Exercise goal:
Print, unchanged, the stretch of the material from its first line through the line containing "stat-tirs: TIRS [520, 1030, 972, 1122]", including both of those lines.

Exercise inputs:
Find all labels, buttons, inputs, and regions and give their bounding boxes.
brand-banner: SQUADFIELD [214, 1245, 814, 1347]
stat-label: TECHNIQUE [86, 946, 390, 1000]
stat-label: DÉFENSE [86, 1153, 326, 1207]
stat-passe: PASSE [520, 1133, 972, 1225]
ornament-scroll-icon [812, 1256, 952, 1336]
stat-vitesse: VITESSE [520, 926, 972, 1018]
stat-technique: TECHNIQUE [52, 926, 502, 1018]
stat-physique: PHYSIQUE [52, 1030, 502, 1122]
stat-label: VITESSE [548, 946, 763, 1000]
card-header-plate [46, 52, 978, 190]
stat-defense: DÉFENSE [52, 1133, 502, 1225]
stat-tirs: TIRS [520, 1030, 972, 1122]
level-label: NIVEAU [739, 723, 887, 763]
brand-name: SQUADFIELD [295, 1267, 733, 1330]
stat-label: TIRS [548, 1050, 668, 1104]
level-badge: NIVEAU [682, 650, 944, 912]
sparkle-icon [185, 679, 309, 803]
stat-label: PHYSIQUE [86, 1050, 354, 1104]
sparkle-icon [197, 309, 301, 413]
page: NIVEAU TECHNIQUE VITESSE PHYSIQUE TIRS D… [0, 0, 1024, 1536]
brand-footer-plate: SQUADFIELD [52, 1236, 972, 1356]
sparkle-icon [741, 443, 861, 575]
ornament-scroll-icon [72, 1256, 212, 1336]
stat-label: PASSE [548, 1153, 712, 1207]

Result below:
Find all labels, buttons, inputs, and regions and give their bounding boxes.
brand-banner: SQUADFIELD [214, 1245, 814, 1347]
stat-label: TECHNIQUE [86, 946, 390, 1000]
stat-label: DÉFENSE [86, 1153, 326, 1207]
stat-passe: PASSE [520, 1133, 972, 1225]
ornament-scroll-icon [812, 1256, 952, 1336]
stat-vitesse: VITESSE [520, 926, 972, 1018]
stat-technique: TECHNIQUE [52, 926, 502, 1018]
stat-physique: PHYSIQUE [52, 1030, 502, 1122]
stat-label: VITESSE [548, 946, 763, 1000]
card-header-plate [46, 52, 978, 190]
stat-defense: DÉFENSE [52, 1133, 502, 1225]
stat-tirs: TIRS [520, 1030, 972, 1122]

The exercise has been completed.